WORK TO COMPLETE:
Print, exactly and completely, every entry in the data.

PROVIDED ENTRIES:
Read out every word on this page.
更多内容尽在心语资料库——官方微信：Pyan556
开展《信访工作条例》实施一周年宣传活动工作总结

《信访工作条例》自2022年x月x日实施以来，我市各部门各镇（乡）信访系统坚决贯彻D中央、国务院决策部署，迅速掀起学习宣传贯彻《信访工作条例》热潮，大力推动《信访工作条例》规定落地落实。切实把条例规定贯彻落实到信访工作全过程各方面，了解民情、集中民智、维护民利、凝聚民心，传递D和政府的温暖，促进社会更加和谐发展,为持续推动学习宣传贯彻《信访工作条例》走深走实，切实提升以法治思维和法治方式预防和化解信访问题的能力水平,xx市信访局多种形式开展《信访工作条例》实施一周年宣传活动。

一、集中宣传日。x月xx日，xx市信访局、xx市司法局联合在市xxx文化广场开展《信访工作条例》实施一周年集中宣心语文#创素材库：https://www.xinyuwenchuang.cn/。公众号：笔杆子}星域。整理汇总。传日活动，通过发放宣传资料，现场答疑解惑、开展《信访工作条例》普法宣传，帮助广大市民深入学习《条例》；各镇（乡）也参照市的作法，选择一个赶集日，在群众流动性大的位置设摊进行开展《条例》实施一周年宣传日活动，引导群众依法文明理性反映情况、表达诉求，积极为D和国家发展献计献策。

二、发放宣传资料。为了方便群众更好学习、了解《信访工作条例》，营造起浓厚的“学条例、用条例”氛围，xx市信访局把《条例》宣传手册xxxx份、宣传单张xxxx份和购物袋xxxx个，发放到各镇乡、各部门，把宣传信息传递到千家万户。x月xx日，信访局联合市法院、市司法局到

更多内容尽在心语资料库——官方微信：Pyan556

FINISHED TASK:
Read out every word on this page.
更多内容尽在心语资料库——官方微信：Pyan556
开展《信访工作条例》实施一周年宣传活动工作总结

《信访工作条例》自2022年x月x日实施以来，我市各部门各镇（乡）信访系统坚决贯彻D中央、国务院决策部署，迅速掀起学习宣传贯彻《信访工作条例》热潮，大力推动《信访工作条例》规定落地落实。切实把条例规定贯彻落实到信访工作全过程各方面，了解民情、集中民智、维护民利、凝聚民心，传递D和政府的温暖，促进社会更加和谐发展,为持续推动学习宣传贯彻《信访工作条例》走深走实，切实提升以法治思维和法治方式预防和化解信访问题的能力水平,xx市信访局多种形式开展《信访工作条例》实施一周年宣传活动。

一、集中宣传日。x月xx日，xx市信访局、xx市司法局联合在市xxx文化广场开展《信访工作条例》实施一周年集中宣心语文#创素材库：https://www.xinyuwenchuang.cn/。公众号：笔杆子}星域。整理汇总。传日活动，通过发放宣传资料，现场答疑解惑、开展《信访工作条例》普法宣传，帮助广大市民深入学习《条例》；各镇（乡）也参照市的作法，选择一个赶集日，在群众流动性大的位置设摊进行开展《条例》实施一周年宣传日活动，引导群众依法文明理性反映情况、表达诉求，积极为D和国家发展献计献策。

二、发放宣传资料。为了方便群众更好学习、了解《信访工作条例》，营造起浓厚的“学条例、用条例”氛围，xx市信访局把《条例》宣传手册xxxx份、宣传单张xxxx份和购物袋xxxx个，发放到各镇乡、各部门，把宣传信息传递到千家万户。x月xx日，信访局联合市法院、市司法局到

更多内容尽在心语资料库——官方微信：Pyan556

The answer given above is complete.